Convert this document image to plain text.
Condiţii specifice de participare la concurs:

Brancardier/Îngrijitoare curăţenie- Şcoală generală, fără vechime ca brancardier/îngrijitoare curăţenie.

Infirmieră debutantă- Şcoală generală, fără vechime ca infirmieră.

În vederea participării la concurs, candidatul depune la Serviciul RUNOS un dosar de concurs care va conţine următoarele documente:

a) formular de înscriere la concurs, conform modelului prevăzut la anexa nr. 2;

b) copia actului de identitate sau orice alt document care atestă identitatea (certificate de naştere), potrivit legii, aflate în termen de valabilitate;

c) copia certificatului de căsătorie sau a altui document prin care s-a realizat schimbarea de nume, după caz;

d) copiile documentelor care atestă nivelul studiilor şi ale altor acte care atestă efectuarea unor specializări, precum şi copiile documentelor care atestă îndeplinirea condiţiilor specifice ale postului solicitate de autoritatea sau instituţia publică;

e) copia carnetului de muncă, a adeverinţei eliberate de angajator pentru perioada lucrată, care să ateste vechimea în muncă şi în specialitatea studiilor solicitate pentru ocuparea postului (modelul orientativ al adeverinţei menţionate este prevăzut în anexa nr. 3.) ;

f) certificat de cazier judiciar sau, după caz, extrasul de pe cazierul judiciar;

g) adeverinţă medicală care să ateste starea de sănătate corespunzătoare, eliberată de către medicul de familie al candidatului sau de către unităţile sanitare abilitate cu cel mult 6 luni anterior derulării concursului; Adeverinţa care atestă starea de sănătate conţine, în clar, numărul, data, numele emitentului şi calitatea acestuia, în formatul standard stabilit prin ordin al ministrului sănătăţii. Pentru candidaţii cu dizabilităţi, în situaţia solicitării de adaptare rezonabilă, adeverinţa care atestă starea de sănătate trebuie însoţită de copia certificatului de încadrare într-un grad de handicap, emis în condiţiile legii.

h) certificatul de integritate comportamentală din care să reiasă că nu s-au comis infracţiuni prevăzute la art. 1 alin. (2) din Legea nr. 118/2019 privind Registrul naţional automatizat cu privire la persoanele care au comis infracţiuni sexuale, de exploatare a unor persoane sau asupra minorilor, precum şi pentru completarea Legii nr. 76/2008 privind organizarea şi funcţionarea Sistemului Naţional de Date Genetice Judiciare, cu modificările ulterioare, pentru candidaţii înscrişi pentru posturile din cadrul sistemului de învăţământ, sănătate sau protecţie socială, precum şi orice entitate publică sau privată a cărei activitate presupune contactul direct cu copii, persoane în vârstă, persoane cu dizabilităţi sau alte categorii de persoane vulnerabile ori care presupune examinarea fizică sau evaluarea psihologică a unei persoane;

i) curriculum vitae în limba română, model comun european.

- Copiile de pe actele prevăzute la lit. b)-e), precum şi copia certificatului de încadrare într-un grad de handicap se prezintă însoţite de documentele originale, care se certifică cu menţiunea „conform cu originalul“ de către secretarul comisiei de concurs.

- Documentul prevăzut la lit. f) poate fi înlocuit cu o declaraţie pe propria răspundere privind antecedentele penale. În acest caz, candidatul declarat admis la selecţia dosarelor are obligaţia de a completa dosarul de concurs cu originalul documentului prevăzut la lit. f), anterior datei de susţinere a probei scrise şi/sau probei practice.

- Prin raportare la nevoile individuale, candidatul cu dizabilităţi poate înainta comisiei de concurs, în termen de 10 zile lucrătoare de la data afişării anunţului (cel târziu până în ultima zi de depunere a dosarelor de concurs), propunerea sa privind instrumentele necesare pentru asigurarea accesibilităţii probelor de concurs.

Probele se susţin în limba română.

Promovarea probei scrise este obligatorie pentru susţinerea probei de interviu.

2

□ □ □

#### What you should do:
Among the records above, find each line holding the string "limba" and pull it out.

#### Answer to the task:
i) curriculum vitae în limba română, model comun european.
Probele se susţin în limba română.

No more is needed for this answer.